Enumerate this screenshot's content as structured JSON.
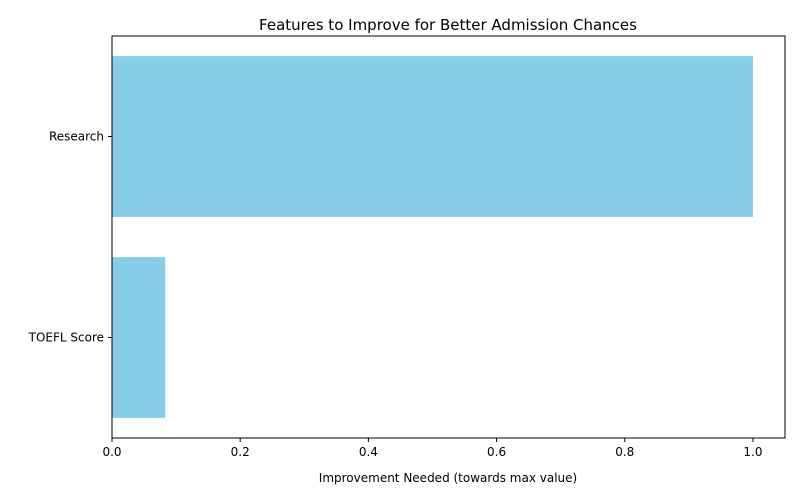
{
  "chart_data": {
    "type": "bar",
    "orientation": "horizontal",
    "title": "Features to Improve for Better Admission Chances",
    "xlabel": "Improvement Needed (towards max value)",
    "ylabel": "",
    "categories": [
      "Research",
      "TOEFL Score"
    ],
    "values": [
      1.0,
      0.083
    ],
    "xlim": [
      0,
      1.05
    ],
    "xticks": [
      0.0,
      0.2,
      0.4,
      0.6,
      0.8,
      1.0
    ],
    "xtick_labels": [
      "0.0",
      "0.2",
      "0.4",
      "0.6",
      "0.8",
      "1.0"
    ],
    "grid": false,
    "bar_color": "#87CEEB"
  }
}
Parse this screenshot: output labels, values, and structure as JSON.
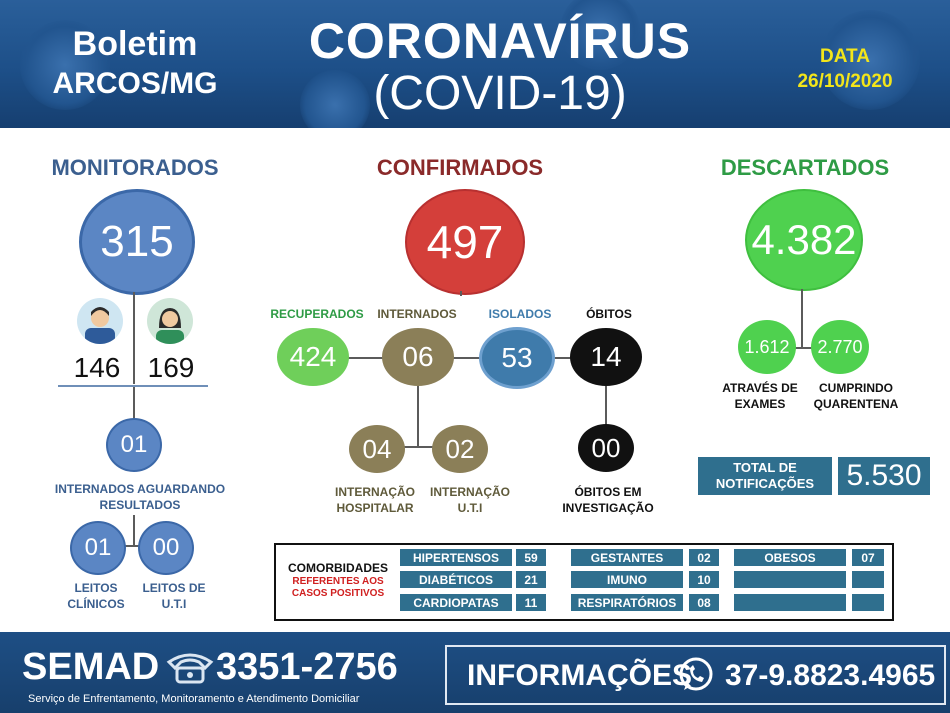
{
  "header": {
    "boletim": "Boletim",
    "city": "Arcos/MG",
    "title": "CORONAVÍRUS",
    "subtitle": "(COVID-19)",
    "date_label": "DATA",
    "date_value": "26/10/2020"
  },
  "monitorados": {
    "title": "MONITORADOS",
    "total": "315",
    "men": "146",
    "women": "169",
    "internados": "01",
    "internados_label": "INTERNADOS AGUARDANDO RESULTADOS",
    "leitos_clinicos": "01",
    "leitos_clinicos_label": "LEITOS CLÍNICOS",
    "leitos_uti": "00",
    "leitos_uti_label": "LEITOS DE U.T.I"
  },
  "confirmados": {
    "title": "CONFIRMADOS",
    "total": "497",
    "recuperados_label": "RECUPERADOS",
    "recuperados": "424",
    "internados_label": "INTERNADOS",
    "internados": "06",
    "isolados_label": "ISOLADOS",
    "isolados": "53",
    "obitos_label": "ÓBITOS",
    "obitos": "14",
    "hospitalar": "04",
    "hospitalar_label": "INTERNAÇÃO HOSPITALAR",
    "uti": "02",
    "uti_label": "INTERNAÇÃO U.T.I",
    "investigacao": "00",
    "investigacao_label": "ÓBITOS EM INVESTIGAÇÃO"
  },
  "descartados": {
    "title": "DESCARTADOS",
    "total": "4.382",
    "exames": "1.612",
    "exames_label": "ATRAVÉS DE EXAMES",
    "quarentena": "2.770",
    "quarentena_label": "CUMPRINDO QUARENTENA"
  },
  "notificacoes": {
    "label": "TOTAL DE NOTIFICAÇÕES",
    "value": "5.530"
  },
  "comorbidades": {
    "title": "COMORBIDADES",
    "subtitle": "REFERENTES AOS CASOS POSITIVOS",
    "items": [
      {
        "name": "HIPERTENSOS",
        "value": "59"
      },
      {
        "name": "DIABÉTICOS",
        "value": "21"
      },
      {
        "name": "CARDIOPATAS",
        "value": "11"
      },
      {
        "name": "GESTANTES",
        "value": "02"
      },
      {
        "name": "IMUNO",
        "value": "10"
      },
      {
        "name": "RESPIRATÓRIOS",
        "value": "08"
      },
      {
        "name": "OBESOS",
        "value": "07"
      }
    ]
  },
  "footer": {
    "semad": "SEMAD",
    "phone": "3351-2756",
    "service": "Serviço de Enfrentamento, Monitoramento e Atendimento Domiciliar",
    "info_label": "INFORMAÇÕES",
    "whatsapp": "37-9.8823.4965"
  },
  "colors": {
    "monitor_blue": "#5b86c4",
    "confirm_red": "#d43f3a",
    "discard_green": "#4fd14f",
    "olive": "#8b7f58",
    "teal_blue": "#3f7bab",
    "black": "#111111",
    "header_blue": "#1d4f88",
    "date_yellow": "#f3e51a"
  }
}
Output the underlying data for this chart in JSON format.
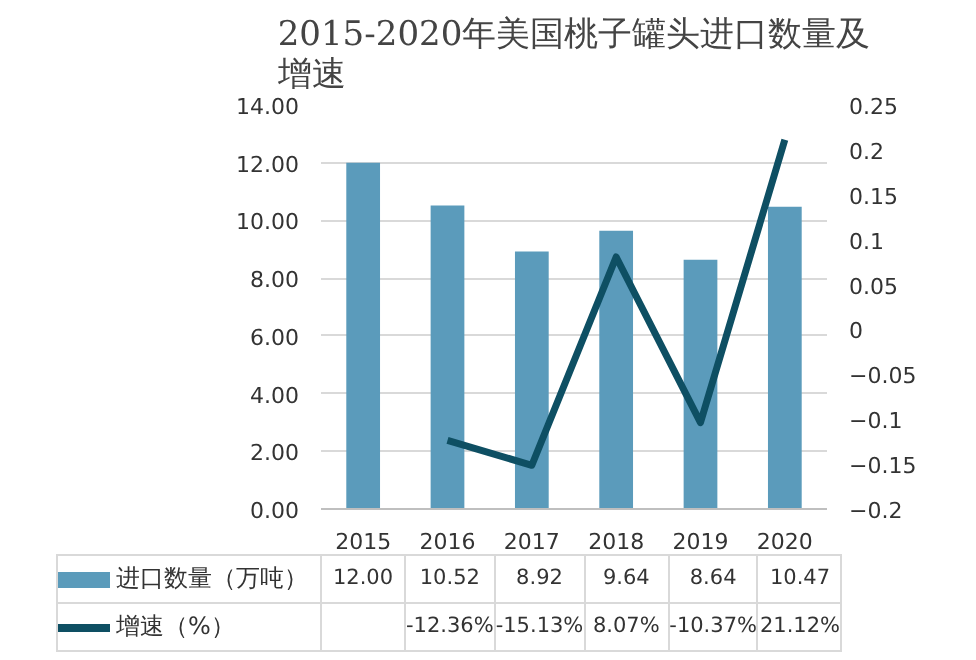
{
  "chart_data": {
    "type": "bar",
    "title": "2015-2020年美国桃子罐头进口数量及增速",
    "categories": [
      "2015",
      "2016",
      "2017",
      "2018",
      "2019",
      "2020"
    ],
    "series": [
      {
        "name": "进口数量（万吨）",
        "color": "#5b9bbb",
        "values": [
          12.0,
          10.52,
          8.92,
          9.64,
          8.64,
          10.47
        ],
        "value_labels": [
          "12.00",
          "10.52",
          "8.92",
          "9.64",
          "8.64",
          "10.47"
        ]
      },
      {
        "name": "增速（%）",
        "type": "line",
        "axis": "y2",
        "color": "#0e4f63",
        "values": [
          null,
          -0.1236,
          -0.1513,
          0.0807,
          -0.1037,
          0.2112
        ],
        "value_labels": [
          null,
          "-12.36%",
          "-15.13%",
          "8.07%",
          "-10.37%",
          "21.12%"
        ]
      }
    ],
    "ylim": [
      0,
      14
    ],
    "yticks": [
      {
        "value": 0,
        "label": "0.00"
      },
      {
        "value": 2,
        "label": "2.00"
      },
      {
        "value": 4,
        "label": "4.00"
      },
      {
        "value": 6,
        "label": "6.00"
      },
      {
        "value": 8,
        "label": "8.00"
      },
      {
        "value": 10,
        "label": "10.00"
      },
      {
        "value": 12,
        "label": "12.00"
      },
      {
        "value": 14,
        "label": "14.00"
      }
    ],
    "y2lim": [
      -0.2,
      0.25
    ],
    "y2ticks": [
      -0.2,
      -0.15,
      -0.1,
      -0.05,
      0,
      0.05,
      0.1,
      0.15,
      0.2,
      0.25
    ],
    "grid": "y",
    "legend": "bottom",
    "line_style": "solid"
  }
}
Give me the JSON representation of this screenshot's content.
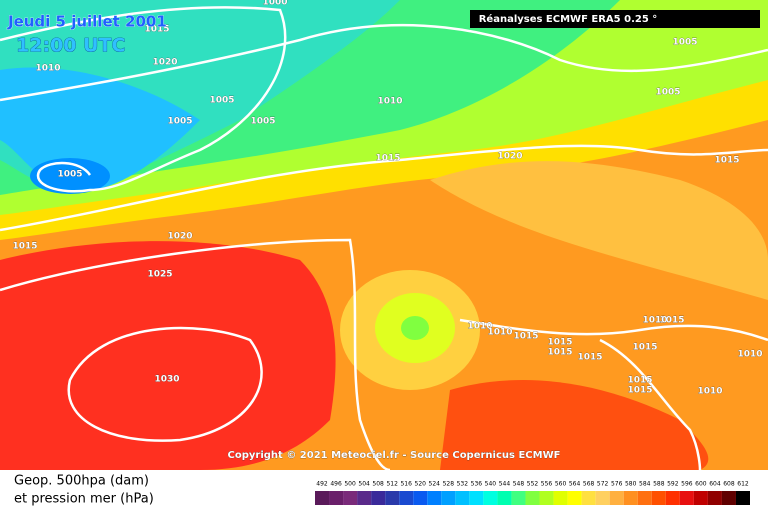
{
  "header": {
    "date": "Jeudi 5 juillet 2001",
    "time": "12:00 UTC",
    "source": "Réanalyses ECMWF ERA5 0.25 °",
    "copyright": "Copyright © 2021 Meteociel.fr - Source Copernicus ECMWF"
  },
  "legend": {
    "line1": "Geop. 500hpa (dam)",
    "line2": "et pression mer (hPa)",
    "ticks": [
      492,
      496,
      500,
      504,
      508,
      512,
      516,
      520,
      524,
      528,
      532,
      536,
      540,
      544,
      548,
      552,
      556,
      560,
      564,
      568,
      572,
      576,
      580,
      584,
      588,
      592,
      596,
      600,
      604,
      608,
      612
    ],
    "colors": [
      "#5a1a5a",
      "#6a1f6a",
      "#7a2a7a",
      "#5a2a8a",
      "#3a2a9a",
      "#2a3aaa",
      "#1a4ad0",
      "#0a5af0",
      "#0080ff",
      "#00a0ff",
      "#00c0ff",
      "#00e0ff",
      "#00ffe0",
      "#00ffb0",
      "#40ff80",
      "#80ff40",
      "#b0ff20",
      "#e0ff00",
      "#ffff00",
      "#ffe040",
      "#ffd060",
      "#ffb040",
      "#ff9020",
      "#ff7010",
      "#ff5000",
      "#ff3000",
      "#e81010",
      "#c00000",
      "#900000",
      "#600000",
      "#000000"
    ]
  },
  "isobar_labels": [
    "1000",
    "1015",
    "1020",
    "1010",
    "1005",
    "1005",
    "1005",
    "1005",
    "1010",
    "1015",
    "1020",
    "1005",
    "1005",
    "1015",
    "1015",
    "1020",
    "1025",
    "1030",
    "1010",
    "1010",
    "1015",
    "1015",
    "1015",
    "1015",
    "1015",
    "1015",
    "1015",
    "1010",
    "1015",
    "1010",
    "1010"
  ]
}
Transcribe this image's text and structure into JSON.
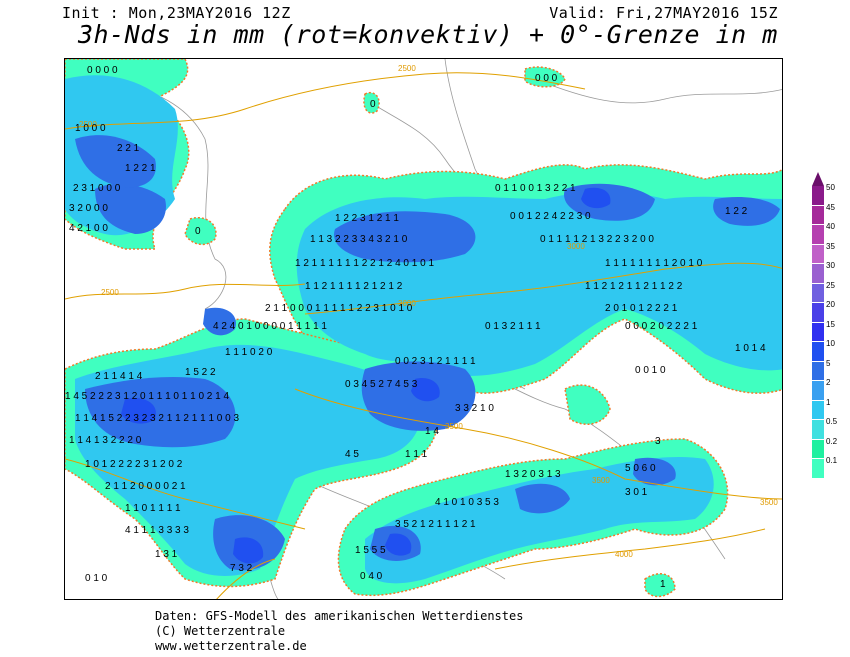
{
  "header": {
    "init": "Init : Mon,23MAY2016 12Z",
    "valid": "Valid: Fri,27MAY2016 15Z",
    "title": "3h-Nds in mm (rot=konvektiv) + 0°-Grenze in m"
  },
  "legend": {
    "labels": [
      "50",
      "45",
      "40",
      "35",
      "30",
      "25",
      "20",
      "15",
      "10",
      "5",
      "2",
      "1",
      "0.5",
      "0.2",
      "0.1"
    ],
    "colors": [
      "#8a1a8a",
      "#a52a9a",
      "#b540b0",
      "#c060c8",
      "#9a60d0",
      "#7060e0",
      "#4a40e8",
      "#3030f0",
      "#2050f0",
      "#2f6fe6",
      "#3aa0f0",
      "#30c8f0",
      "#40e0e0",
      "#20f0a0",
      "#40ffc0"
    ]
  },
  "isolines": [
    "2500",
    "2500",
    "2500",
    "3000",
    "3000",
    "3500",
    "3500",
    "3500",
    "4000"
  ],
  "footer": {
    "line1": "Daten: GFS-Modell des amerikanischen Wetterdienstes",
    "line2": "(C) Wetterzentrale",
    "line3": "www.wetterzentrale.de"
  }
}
_ _ _ _
_Goal:_
Pick out every line above that holds the word "JSON" and copy it.

_Final result:_
Enumerate this screenshot's content as structured JSON.
Parse this screenshot: output labels, values, and structure as JSON.
Output the underlying data for this chart in JSON format.
Give me the JSON representation of this screenshot's content.
Transcribe this image's text and structure into JSON.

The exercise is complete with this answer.